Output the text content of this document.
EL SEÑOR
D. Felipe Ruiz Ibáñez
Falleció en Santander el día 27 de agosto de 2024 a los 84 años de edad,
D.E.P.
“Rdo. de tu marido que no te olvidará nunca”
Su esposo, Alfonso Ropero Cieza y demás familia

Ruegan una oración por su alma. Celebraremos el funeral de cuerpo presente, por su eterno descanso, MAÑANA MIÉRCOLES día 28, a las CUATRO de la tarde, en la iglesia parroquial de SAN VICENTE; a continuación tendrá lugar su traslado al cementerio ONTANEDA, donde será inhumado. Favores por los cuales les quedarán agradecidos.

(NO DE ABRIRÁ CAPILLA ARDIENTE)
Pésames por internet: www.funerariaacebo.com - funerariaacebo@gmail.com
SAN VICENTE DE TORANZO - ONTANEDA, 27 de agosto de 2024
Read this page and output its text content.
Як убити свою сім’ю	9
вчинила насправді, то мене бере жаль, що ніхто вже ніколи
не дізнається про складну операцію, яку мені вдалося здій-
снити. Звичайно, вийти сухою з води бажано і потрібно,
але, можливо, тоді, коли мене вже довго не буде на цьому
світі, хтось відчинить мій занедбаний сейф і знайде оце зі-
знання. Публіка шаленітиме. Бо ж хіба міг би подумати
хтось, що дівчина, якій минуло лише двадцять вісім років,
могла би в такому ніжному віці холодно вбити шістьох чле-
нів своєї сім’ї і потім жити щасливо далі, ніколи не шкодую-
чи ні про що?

● ● ● ● ● ● ●

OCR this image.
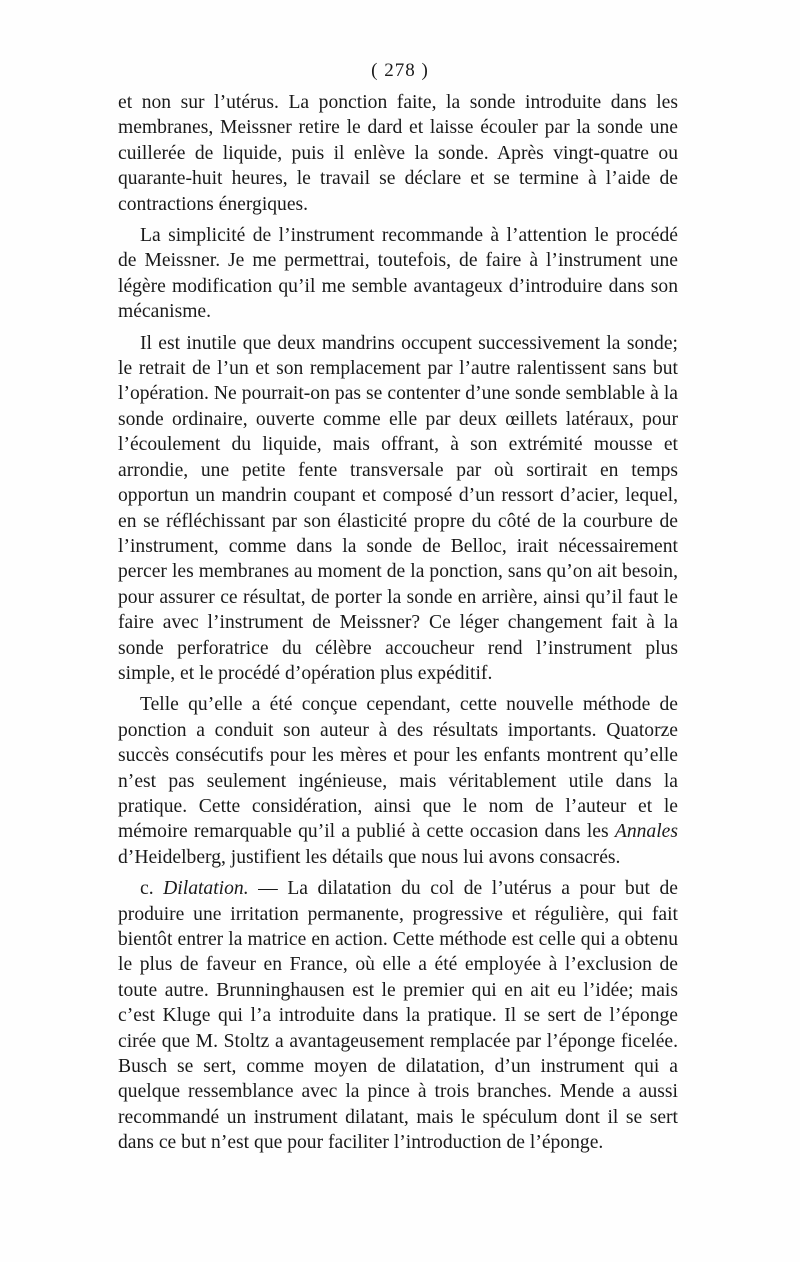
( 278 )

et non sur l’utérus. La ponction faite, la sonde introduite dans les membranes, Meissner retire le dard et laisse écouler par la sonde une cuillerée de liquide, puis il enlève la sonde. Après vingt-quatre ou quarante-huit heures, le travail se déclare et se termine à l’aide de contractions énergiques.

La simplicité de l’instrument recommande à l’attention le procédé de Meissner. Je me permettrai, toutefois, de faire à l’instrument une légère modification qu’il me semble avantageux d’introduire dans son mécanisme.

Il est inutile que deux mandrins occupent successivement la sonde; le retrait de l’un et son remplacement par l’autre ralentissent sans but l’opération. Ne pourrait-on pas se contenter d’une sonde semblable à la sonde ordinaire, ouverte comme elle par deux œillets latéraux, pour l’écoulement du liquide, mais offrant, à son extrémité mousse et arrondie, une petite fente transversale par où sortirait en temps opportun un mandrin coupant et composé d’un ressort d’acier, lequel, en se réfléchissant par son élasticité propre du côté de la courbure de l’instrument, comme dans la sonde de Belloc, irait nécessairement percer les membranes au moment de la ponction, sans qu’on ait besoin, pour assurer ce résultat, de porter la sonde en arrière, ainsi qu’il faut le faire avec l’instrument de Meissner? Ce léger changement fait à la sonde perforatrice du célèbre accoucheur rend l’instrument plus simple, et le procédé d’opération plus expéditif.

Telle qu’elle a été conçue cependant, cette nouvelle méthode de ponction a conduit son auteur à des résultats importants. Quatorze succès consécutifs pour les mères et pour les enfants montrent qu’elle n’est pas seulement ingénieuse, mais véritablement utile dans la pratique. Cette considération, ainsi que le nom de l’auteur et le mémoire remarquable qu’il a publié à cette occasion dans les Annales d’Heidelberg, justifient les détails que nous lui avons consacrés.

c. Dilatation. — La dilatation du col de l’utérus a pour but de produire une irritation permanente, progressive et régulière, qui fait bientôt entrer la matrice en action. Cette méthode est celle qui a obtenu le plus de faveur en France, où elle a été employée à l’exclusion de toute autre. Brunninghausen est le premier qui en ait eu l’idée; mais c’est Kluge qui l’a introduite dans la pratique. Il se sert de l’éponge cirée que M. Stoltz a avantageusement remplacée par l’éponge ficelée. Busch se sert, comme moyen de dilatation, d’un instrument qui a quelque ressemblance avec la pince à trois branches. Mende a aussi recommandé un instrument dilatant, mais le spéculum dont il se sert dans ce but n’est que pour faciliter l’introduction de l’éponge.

● ● ● ● ● ● ●

Collect every line with the string "мене" from the records, and copy each.

* [RESPONSE FOR THIS EXERCISE]
вчинила насправді, то мене бере жаль, що ніхто вже ніколи
але, можливо, тоді, коли мене вже довго не буде на цьому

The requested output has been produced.